- [INPUT ROWS]

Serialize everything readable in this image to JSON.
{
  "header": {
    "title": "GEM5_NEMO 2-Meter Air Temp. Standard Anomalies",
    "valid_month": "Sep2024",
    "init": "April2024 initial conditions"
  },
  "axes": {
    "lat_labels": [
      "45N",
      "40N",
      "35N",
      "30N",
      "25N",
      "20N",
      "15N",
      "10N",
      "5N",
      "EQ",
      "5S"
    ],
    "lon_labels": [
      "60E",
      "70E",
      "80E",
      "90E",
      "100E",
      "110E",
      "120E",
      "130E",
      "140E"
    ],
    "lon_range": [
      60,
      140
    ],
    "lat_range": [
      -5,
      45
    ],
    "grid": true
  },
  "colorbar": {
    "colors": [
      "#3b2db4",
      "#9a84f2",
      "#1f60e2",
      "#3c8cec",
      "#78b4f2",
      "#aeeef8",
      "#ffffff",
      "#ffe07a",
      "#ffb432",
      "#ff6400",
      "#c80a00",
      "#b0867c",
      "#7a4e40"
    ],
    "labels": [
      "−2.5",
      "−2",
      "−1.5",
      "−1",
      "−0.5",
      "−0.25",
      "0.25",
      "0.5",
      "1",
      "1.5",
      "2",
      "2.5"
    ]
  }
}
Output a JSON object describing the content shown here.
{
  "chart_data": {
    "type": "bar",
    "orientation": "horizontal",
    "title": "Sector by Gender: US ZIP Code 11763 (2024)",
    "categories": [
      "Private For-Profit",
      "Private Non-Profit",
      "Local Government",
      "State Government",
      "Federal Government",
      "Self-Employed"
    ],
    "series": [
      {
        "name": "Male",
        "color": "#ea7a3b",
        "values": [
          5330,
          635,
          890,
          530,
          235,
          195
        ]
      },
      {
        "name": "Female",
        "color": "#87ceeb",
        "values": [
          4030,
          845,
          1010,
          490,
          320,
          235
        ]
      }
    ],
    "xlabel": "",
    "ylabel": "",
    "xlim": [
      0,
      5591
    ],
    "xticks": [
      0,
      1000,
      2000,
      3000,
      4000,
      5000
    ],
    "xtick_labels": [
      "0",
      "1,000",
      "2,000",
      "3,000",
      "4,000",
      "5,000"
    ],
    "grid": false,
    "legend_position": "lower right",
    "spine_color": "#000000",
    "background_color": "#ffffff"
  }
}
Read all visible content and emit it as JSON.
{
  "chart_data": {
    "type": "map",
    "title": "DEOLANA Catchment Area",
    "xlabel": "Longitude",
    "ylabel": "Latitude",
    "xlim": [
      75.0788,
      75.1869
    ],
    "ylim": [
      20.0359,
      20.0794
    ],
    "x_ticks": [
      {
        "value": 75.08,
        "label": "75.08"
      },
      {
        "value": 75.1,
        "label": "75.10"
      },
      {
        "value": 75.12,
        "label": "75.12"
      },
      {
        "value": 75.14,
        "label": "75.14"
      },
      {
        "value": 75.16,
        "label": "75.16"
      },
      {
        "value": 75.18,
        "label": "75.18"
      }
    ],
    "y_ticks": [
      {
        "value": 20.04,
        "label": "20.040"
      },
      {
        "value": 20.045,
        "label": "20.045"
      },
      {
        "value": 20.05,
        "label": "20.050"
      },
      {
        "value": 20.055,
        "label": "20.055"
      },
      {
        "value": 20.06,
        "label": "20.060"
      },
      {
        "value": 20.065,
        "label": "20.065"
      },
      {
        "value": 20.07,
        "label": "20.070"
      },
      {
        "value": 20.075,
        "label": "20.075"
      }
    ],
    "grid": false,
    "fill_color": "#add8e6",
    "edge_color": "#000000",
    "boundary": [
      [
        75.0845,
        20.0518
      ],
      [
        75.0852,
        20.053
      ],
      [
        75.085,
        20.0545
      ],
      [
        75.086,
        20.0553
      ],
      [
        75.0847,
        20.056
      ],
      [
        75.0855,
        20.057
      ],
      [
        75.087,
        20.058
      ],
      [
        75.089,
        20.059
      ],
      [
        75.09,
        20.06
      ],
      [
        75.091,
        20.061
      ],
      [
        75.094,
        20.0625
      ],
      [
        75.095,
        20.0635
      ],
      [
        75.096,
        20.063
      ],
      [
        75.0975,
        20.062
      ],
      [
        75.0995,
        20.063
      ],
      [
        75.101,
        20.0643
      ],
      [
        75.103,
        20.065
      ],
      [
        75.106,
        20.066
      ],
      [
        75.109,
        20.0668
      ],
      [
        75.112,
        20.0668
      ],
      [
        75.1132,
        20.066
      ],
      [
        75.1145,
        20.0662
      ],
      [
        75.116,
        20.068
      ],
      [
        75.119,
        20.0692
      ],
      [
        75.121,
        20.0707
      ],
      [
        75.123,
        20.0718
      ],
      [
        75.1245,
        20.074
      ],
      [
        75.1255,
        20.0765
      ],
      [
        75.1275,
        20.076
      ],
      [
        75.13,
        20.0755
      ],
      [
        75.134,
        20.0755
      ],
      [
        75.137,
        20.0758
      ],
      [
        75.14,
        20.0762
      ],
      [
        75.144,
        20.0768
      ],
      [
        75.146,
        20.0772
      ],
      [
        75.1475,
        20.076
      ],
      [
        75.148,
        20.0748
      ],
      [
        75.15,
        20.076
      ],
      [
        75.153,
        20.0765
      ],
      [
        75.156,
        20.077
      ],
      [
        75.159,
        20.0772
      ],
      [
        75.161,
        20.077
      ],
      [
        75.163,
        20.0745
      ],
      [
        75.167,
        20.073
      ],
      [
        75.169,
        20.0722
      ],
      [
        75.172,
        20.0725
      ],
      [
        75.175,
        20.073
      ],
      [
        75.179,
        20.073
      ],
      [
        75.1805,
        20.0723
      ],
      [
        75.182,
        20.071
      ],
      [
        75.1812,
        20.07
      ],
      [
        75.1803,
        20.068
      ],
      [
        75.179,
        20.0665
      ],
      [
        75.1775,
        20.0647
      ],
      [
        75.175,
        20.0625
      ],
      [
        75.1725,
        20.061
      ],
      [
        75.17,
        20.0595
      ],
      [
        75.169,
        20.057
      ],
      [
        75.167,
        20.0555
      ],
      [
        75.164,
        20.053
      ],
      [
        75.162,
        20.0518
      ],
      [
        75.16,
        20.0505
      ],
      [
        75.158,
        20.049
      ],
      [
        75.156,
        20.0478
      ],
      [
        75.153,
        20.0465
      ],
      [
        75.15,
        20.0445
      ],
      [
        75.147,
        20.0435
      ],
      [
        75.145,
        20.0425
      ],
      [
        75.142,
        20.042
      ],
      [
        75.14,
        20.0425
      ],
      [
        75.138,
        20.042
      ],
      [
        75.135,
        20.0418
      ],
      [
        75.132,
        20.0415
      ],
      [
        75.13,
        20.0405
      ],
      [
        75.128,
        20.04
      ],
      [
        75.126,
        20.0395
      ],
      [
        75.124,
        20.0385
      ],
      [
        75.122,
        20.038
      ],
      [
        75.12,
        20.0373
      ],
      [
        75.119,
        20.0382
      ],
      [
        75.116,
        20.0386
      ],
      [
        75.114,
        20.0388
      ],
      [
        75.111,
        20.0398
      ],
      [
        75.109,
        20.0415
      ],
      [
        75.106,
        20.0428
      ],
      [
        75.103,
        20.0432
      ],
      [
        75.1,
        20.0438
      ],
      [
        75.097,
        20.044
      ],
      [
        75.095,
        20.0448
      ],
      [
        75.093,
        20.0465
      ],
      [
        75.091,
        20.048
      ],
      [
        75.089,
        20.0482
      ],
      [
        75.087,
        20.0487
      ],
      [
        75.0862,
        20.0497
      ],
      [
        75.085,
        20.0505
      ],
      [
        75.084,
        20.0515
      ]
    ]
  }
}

- [WORK TO DO]
Print the records above exactly as they appear.

- [WRITTEN ANSWER]
Serialize everything readable in this image to JSON.
{
  "header": {
    "title": "GEM5_NEMO 2-Meter Air Temp. Standard Anomalies",
    "valid_month": "Sep2024",
    "init": "April2024 initial conditions"
  },
  "axes": {
    "lat_labels": [
      "45N",
      "40N",
      "35N",
      "30N",
      "25N",
      "20N",
      "15N",
      "10N",
      "5N",
      "EQ",
      "5S"
    ],
    "lon_labels": [
      "60E",
      "70E",
      "80E",
      "90E",
      "100E",
      "110E",
      "120E",
      "130E",
      "140E"
    ],
    "lon_range": [
      60,
      140
    ],
    "lat_range": [
      -5,
      45
    ],
    "grid": true
  },
  "colorbar": {
    "colors": [
      "#3b2db4",
      "#9a84f2",
      "#1f60e2",
      "#3c8cec",
      "#78b4f2",
      "#aeeef8",
      "#ffffff",
      "#ffe07a",
      "#ffb432",
      "#ff6400",
      "#c80a00",
      "#b0867c",
      "#7a4e40"
    ],
    "labels": [
      "−2.5",
      "−2",
      "−1.5",
      "−1",
      "−0.5",
      "−0.25",
      "0.25",
      "0.5",
      "1",
      "1.5",
      "2",
      "2.5"
    ]
  }
}
Output a JSON object describing the content shown here.
{
  "chart_data": {
    "type": "bar",
    "orientation": "horizontal",
    "title": "Sector by Gender: US ZIP Code 11763 (2024)",
    "categories": [
      "Private For-Profit",
      "Private Non-Profit",
      "Local Government",
      "State Government",
      "Federal Government",
      "Self-Employed"
    ],
    "series": [
      {
        "name": "Male",
        "color": "#ea7a3b",
        "values": [
          5330,
          635,
          890,
          530,
          235,
          195
        ]
      },
      {
        "name": "Female",
        "color": "#87ceeb",
        "values": [
          4030,
          845,
          1010,
          490,
          320,
          235
        ]
      }
    ],
    "xlabel": "",
    "ylabel": "",
    "xlim": [
      0,
      5591
    ],
    "xticks": [
      0,
      1000,
      2000,
      3000,
      4000,
      5000
    ],
    "xtick_labels": [
      "0",
      "1,000",
      "2,000",
      "3,000",
      "4,000",
      "5,000"
    ],
    "grid": false,
    "legend_position": "lower right",
    "spine_color": "#000000",
    "background_color": "#ffffff"
  }
}
Read all visible content and emit it as JSON.
{
  "chart_data": {
    "type": "map",
    "title": "DEOLANA Catchment Area",
    "xlabel": "Longitude",
    "ylabel": "Latitude",
    "xlim": [
      75.0788,
      75.1869
    ],
    "ylim": [
      20.0359,
      20.0794
    ],
    "x_ticks": [
      {
        "value": 75.08,
        "label": "75.08"
      },
      {
        "value": 75.1,
        "label": "75.10"
      },
      {
        "value": 75.12,
        "label": "75.12"
      },
      {
        "value": 75.14,
        "label": "75.14"
      },
      {
        "value": 75.16,
        "label": "75.16"
      },
      {
        "value": 75.18,
        "label": "75.18"
      }
    ],
    "y_ticks": [
      {
        "value": 20.04,
        "label": "20.040"
      },
      {
        "value": 20.045,
        "label": "20.045"
      },
      {
        "value": 20.05,
        "label": "20.050"
      },
      {
        "value": 20.055,
        "label": "20.055"
      },
      {
        "value": 20.06,
        "label": "20.060"
      },
      {
        "value": 20.065,
        "label": "20.065"
      },
      {
        "value": 20.07,
        "label": "20.070"
      },
      {
        "value": 20.075,
        "label": "20.075"
      }
    ],
    "grid": false,
    "fill_color": "#add8e6",
    "edge_color": "#000000",
    "boundary": [
      [
        75.0845,
        20.0518
      ],
      [
        75.0852,
        20.053
      ],
      [
        75.085,
        20.0545
      ],
      [
        75.086,
        20.0553
      ],
      [
        75.0847,
        20.056
      ],
      [
        75.0855,
        20.057
      ],
      [
        75.087,
        20.058
      ],
      [
        75.089,
        20.059
      ],
      [
        75.09,
        20.06
      ],
      [
        75.091,
        20.061
      ],
      [
        75.094,
        20.0625
      ],
      [
        75.095,
        20.0635
      ],
      [
        75.096,
        20.063
      ],
      [
        75.0975,
        20.062
      ],
      [
        75.0995,
        20.063
      ],
      [
        75.101,
        20.0643
      ],
      [
        75.103,
        20.065
      ],
      [
        75.106,
        20.066
      ],
      [
        75.109,
        20.0668
      ],
      [
        75.112,
        20.0668
      ],
      [
        75.1132,
        20.066
      ],
      [
        75.1145,
        20.0662
      ],
      [
        75.116,
        20.068
      ],
      [
        75.119,
        20.0692
      ],
      [
        75.121,
        20.0707
      ],
      [
        75.123,
        20.0718
      ],
      [
        75.1245,
        20.074
      ],
      [
        75.1255,
        20.0765
      ],
      [
        75.1275,
        20.076
      ],
      [
        75.13,
        20.0755
      ],
      [
        75.134,
        20.0755
      ],
      [
        75.137,
        20.0758
      ],
      [
        75.14,
        20.0762
      ],
      [
        75.144,
        20.0768
      ],
      [
        75.146,
        20.0772
      ],
      [
        75.1475,
        20.076
      ],
      [
        75.148,
        20.0748
      ],
      [
        75.15,
        20.076
      ],
      [
        75.153,
        20.0765
      ],
      [
        75.156,
        20.077
      ],
      [
        75.159,
        20.0772
      ],
      [
        75.161,
        20.077
      ],
      [
        75.163,
        20.0745
      ],
      [
        75.167,
        20.073
      ],
      [
        75.169,
        20.0722
      ],
      [
        75.172,
        20.0725
      ],
      [
        75.175,
        20.073
      ],
      [
        75.179,
        20.073
      ],
      [
        75.1805,
        20.0723
      ],
      [
        75.182,
        20.071
      ],
      [
        75.1812,
        20.07
      ],
      [
        75.1803,
        20.068
      ],
      [
        75.179,
        20.0665
      ],
      [
        75.1775,
        20.0647
      ],
      [
        75.175,
        20.0625
      ],
      [
        75.1725,
        20.061
      ],
      [
        75.17,
        20.0595
      ],
      [
        75.169,
        20.057
      ],
      [
        75.167,
        20.0555
      ],
      [
        75.164,
        20.053
      ],
      [
        75.162,
        20.0518
      ],
      [
        75.16,
        20.0505
      ],
      [
        75.158,
        20.049
      ],
      [
        75.156,
        20.0478
      ],
      [
        75.153,
        20.0465
      ],
      [
        75.15,
        20.0445
      ],
      [
        75.147,
        20.0435
      ],
      [
        75.145,
        20.0425
      ],
      [
        75.142,
        20.042
      ],
      [
        75.14,
        20.0425
      ],
      [
        75.138,
        20.042
      ],
      [
        75.135,
        20.0418
      ],
      [
        75.132,
        20.0415
      ],
      [
        75.13,
        20.0405
      ],
      [
        75.128,
        20.04
      ],
      [
        75.126,
        20.0395
      ],
      [
        75.124,
        20.0385
      ],
      [
        75.122,
        20.038
      ],
      [
        75.12,
        20.0373
      ],
      [
        75.119,
        20.0382
      ],
      [
        75.116,
        20.0386
      ],
      [
        75.114,
        20.0388
      ],
      [
        75.111,
        20.0398
      ],
      [
        75.109,
        20.0415
      ],
      [
        75.106,
        20.0428
      ],
      [
        75.103,
        20.0432
      ],
      [
        75.1,
        20.0438
      ],
      [
        75.097,
        20.044
      ],
      [
        75.095,
        20.0448
      ],
      [
        75.093,
        20.0465
      ],
      [
        75.091,
        20.048
      ],
      [
        75.089,
        20.0482
      ],
      [
        75.087,
        20.0487
      ],
      [
        75.0862,
        20.0497
      ],
      [
        75.085,
        20.0505
      ],
      [
        75.084,
        20.0515
      ]
    ]
  }
}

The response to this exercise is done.